## WRITTEN INSTRUCTION
State how many lines include "router", giving the number by itself.

Stored data entries:
· · · · · · ·

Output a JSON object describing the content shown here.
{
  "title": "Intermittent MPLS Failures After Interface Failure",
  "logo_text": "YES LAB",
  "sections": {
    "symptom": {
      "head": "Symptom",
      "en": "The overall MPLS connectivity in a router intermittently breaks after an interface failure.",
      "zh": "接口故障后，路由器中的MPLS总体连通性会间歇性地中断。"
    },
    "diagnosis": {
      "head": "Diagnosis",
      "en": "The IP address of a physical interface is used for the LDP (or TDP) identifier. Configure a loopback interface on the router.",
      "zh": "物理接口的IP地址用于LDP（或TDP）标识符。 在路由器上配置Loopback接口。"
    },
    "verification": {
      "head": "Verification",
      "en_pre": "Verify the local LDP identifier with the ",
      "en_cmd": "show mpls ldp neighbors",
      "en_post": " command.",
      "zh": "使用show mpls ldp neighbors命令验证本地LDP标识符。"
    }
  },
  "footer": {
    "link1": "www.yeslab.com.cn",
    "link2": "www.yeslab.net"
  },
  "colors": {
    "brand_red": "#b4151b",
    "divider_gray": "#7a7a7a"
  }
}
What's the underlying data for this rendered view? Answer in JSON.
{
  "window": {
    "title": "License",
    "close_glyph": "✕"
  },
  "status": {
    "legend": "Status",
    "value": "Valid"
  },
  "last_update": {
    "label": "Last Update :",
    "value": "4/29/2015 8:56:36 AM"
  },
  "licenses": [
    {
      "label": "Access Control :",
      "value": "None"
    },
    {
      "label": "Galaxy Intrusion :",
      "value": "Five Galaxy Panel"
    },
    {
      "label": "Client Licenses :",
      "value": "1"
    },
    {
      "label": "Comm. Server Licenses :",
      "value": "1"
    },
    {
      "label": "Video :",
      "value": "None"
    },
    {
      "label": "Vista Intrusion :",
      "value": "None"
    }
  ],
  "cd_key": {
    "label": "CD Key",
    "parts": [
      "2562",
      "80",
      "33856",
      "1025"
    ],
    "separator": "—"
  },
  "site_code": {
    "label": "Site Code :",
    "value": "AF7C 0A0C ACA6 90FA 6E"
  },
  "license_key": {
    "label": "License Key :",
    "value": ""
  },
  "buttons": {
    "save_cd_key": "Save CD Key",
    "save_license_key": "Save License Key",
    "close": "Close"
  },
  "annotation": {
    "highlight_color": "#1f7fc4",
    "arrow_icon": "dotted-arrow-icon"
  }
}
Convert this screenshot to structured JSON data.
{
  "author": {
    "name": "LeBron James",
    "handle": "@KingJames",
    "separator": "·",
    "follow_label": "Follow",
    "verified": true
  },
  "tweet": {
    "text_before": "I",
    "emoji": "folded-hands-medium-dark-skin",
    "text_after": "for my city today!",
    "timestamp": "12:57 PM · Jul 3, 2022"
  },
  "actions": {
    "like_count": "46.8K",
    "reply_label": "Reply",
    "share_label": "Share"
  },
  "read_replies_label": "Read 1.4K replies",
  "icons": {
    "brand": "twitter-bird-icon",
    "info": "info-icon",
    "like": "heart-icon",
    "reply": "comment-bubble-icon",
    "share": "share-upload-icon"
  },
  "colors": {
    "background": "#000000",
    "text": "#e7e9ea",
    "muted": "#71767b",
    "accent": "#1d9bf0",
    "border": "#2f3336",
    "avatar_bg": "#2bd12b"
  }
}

· · · · · · ·

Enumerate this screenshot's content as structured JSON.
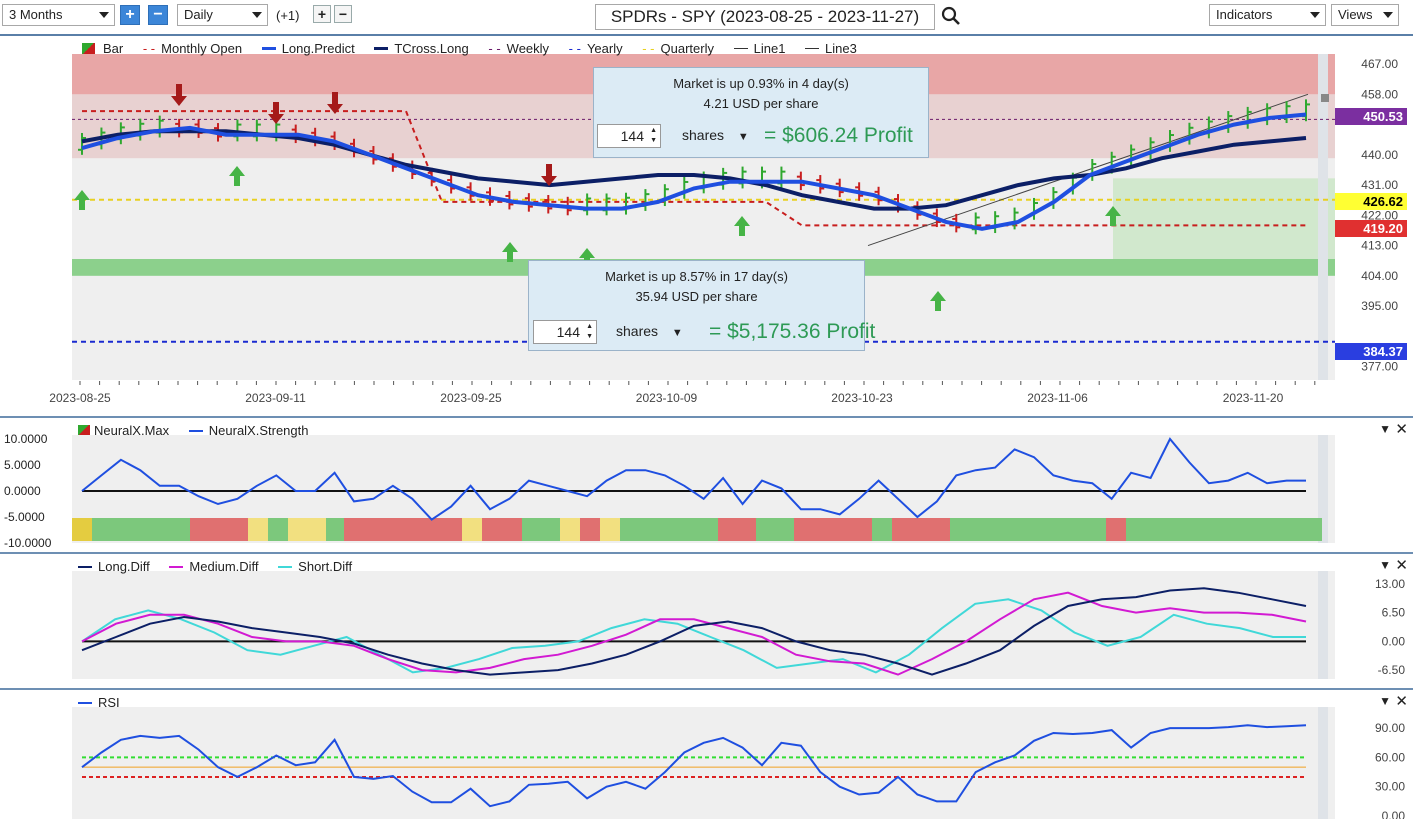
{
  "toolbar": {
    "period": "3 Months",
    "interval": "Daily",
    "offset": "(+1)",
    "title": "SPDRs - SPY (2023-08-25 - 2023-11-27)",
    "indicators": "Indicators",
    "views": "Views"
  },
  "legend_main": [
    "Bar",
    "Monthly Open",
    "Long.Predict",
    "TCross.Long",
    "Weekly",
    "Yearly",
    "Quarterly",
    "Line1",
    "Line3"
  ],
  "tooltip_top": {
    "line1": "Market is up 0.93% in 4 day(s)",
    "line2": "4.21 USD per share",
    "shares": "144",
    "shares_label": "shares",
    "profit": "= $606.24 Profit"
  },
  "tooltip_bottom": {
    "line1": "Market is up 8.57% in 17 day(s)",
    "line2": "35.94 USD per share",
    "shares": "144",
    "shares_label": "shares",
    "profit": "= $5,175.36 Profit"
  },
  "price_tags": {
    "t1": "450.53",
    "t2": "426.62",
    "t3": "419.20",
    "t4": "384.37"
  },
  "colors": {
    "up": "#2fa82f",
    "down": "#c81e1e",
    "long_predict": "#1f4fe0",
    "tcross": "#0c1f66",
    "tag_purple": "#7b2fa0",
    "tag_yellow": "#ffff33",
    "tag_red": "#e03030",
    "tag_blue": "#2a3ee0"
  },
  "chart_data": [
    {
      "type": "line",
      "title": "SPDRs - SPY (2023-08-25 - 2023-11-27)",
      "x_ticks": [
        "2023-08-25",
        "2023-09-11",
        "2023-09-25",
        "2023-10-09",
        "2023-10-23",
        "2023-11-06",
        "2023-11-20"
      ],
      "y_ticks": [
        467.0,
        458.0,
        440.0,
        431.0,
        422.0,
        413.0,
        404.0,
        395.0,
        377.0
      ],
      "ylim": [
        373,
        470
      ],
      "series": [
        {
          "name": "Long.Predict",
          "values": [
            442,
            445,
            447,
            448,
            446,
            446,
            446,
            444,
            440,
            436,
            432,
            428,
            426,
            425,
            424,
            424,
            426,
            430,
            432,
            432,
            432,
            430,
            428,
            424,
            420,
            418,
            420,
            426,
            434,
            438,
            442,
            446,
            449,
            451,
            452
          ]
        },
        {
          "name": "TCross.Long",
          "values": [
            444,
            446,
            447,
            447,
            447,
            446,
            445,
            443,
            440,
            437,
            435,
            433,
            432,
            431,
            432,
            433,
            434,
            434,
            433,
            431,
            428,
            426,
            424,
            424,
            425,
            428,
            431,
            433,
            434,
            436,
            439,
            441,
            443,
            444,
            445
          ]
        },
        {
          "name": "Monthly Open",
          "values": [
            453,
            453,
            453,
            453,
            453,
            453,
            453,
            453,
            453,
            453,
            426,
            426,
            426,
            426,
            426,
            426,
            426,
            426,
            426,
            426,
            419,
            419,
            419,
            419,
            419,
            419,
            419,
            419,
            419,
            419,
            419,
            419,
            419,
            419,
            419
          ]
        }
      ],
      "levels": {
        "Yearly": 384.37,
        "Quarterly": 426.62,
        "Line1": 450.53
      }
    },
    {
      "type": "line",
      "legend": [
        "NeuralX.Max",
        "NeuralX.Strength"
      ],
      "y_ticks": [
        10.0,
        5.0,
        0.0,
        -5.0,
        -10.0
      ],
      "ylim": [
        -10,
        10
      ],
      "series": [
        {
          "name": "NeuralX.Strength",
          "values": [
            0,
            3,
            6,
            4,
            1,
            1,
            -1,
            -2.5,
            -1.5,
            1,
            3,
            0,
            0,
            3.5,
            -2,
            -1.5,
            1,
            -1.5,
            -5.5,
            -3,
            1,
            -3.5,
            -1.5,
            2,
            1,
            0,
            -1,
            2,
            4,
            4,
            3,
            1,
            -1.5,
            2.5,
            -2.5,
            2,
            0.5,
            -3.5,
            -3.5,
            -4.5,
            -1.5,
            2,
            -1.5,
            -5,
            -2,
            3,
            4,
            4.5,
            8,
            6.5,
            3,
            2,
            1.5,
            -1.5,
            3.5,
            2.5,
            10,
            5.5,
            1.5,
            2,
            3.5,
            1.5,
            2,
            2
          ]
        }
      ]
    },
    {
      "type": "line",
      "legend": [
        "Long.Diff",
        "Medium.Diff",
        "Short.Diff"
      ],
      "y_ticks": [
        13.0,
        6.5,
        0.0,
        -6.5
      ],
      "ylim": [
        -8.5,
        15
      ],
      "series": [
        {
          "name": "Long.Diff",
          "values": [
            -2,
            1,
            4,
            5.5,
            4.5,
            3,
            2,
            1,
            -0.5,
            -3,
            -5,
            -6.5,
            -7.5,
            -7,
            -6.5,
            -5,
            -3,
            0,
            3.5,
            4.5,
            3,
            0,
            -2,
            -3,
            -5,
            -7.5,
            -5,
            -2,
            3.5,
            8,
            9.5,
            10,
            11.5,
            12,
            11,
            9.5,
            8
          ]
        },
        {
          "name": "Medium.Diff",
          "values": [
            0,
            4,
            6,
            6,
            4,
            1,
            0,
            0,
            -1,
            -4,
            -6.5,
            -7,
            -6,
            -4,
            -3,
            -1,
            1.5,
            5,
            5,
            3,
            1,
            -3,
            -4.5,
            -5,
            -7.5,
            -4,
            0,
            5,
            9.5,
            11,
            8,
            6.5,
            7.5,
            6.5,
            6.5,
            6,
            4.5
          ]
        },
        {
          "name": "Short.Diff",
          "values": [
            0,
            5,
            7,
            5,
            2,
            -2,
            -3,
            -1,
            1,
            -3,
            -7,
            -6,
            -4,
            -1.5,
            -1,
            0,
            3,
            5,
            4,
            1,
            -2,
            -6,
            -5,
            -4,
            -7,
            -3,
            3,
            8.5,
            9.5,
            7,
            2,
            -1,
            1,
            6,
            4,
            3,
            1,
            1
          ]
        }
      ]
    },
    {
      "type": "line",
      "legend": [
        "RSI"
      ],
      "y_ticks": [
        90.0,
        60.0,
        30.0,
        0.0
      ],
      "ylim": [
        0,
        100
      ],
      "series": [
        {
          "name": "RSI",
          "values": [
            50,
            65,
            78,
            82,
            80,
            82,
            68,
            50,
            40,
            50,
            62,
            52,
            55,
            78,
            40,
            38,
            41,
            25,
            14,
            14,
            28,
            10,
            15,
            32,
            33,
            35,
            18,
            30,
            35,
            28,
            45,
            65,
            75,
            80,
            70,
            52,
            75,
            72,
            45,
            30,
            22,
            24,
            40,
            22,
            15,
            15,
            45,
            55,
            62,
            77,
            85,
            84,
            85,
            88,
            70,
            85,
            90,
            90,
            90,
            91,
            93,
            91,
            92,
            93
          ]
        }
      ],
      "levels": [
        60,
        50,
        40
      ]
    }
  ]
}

· · · · · · ·

## RIGHT ANSWER
2